◆ **TO DO**
Copy out the listing that follows, exactly, without its pictures.
>> Start DATASET EXCERPTS
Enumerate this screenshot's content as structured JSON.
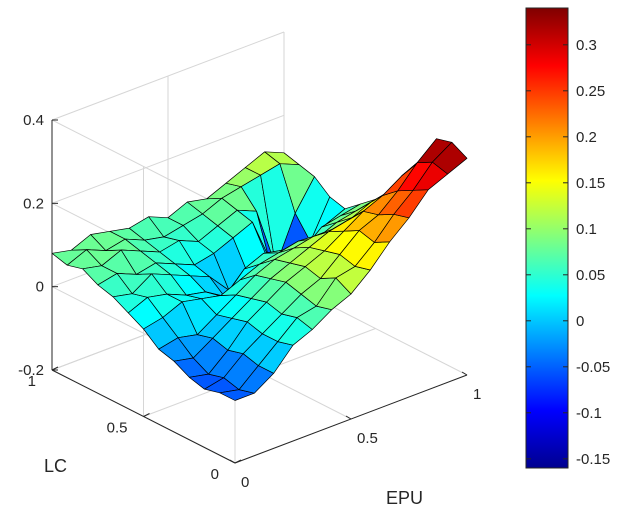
{
  "chart_data": {
    "type": "surface3d",
    "title": "",
    "xlabel": "EPU",
    "ylabel": "LC",
    "zlabel": "",
    "xlim": [
      0,
      1
    ],
    "ylim": [
      0,
      1
    ],
    "zlim": [
      -0.2,
      0.4
    ],
    "x_ticks": [
      "0",
      "0.5",
      "1"
    ],
    "y_ticks": [
      "0",
      "0.5",
      "1"
    ],
    "z_ticks": [
      "-0.2",
      "0",
      "0.2",
      "0.4"
    ],
    "grid": true,
    "colormap": "jet",
    "colorbar": {
      "range": [
        -0.16,
        0.34
      ],
      "ticks": [
        "-0.15",
        "-0.1",
        "-0.05",
        "0",
        "0.05",
        "0.1",
        "0.15",
        "0.2",
        "0.25",
        "0.3"
      ]
    },
    "x": [
      0,
      0.0833,
      0.1667,
      0.25,
      0.3333,
      0.4167,
      0.5,
      0.5833,
      0.6667,
      0.75,
      0.8333,
      0.9167,
      1
    ],
    "y": [
      0,
      0.0833,
      0.1667,
      0.25,
      0.3333,
      0.4167,
      0.5,
      0.5833,
      0.6667,
      0.75,
      0.8333,
      0.9167,
      1
    ],
    "z": [
      [
        -0.05,
        -0.05,
        -0.02,
        0.03,
        0.05,
        0.08,
        0.1,
        0.14,
        0.19,
        0.23,
        0.28,
        0.3,
        0.32
      ],
      [
        -0.05,
        -0.06,
        -0.02,
        0.02,
        0.06,
        0.07,
        0.12,
        0.13,
        0.17,
        0.22,
        0.26,
        0.31,
        0.34
      ],
      [
        -0.06,
        -0.05,
        -0.01,
        0.02,
        0.05,
        0.08,
        0.1,
        0.14,
        0.18,
        0.2,
        0.24,
        0.29,
        0.33
      ],
      [
        -0.05,
        -0.06,
        -0.02,
        0.03,
        0.06,
        0.09,
        0.11,
        0.13,
        0.16,
        0.19,
        0.21,
        0.24,
        0.26
      ],
      [
        -0.03,
        -0.04,
        -0.01,
        0.02,
        0.05,
        0.08,
        0.1,
        0.12,
        0.14,
        0.15,
        0.16,
        0.18,
        0.19
      ],
      [
        -0.02,
        -0.01,
        -0.02,
        0.01,
        0.04,
        0.07,
        0.09,
        0.1,
        0.11,
        0.11,
        0.12,
        0.14,
        0.15
      ],
      [
        0.01,
        0.02,
        0.04,
        0.03,
        0.02,
        0.04,
        0.06,
        0.07,
        0.08,
        0.07,
        0.09,
        0.1,
        0.11
      ],
      [
        0.03,
        0.05,
        0.04,
        0.02,
        0.01,
        -0.02,
        0.03,
        0.05,
        0.04,
        0.02,
        0.06,
        0.07,
        0.08
      ],
      [
        0.05,
        0.04,
        0.07,
        0.05,
        0.03,
        0.01,
        -0.04,
        -0.02,
        0.01,
        -0.05,
        -0.08,
        0.03,
        0.05
      ],
      [
        0.06,
        0.07,
        0.05,
        0.06,
        0.04,
        0.02,
        0.03,
        0.05,
        0.07,
        -0.06,
        -0.12,
        -0.03,
        0.06
      ],
      [
        0.08,
        0.07,
        0.09,
        0.07,
        0.05,
        0.06,
        0.04,
        0.06,
        0.08,
        0.06,
        -0.09,
        0.02,
        0.09
      ],
      [
        0.07,
        0.09,
        0.07,
        0.08,
        0.06,
        0.05,
        0.06,
        0.07,
        0.09,
        0.1,
        0.11,
        0.12,
        0.1
      ],
      [
        0.08,
        0.07,
        0.09,
        0.08,
        0.07,
        0.08,
        0.06,
        0.08,
        0.07,
        0.09,
        0.11,
        0.13,
        0.11
      ]
    ]
  }
}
>> End DATASET EXCERPTS
◆ **EXERCISE RESPONSE**
Enumerate this screenshot's content as structured JSON.
{
  "chart_data": {
    "type": "surface3d",
    "title": "",
    "xlabel": "EPU",
    "ylabel": "LC",
    "zlabel": "",
    "xlim": [
      0,
      1
    ],
    "ylim": [
      0,
      1
    ],
    "zlim": [
      -0.2,
      0.4
    ],
    "x_ticks": [
      "0",
      "0.5",
      "1"
    ],
    "y_ticks": [
      "0",
      "0.5",
      "1"
    ],
    "z_ticks": [
      "-0.2",
      "0",
      "0.2",
      "0.4"
    ],
    "grid": true,
    "colormap": "jet",
    "colorbar": {
      "range": [
        -0.16,
        0.34
      ],
      "ticks": [
        "-0.15",
        "-0.1",
        "-0.05",
        "0",
        "0.05",
        "0.1",
        "0.15",
        "0.2",
        "0.25",
        "0.3"
      ]
    },
    "x": [
      0,
      0.0833,
      0.1667,
      0.25,
      0.3333,
      0.4167,
      0.5,
      0.5833,
      0.6667,
      0.75,
      0.8333,
      0.9167,
      1
    ],
    "y": [
      0,
      0.0833,
      0.1667,
      0.25,
      0.3333,
      0.4167,
      0.5,
      0.5833,
      0.6667,
      0.75,
      0.8333,
      0.9167,
      1
    ],
    "z": [
      [
        -0.05,
        -0.05,
        -0.02,
        0.03,
        0.05,
        0.08,
        0.1,
        0.14,
        0.19,
        0.23,
        0.28,
        0.3,
        0.32
      ],
      [
        -0.05,
        -0.06,
        -0.02,
        0.02,
        0.06,
        0.07,
        0.12,
        0.13,
        0.17,
        0.22,
        0.26,
        0.31,
        0.34
      ],
      [
        -0.06,
        -0.05,
        -0.01,
        0.02,
        0.05,
        0.08,
        0.1,
        0.14,
        0.18,
        0.2,
        0.24,
        0.29,
        0.33
      ],
      [
        -0.05,
        -0.06,
        -0.02,
        0.03,
        0.06,
        0.09,
        0.11,
        0.13,
        0.16,
        0.19,
        0.21,
        0.24,
        0.26
      ],
      [
        -0.03,
        -0.04,
        -0.01,
        0.02,
        0.05,
        0.08,
        0.1,
        0.12,
        0.14,
        0.15,
        0.16,
        0.18,
        0.19
      ],
      [
        -0.02,
        -0.01,
        -0.02,
        0.01,
        0.04,
        0.07,
        0.09,
        0.1,
        0.11,
        0.11,
        0.12,
        0.14,
        0.15
      ],
      [
        0.01,
        0.02,
        0.04,
        0.03,
        0.02,
        0.04,
        0.06,
        0.07,
        0.08,
        0.07,
        0.09,
        0.1,
        0.11
      ],
      [
        0.03,
        0.05,
        0.04,
        0.02,
        0.01,
        -0.02,
        0.03,
        0.05,
        0.04,
        0.02,
        0.06,
        0.07,
        0.08
      ],
      [
        0.05,
        0.04,
        0.07,
        0.05,
        0.03,
        0.01,
        -0.04,
        -0.02,
        0.01,
        -0.05,
        -0.08,
        0.03,
        0.05
      ],
      [
        0.06,
        0.07,
        0.05,
        0.06,
        0.04,
        0.02,
        0.03,
        0.05,
        0.07,
        -0.06,
        -0.12,
        -0.03,
        0.06
      ],
      [
        0.08,
        0.07,
        0.09,
        0.07,
        0.05,
        0.06,
        0.04,
        0.06,
        0.08,
        0.06,
        -0.09,
        0.02,
        0.09
      ],
      [
        0.07,
        0.09,
        0.07,
        0.08,
        0.06,
        0.05,
        0.06,
        0.07,
        0.09,
        0.1,
        0.11,
        0.12,
        0.1
      ],
      [
        0.08,
        0.07,
        0.09,
        0.08,
        0.07,
        0.08,
        0.06,
        0.08,
        0.07,
        0.09,
        0.11,
        0.13,
        0.11
      ]
    ]
  }
}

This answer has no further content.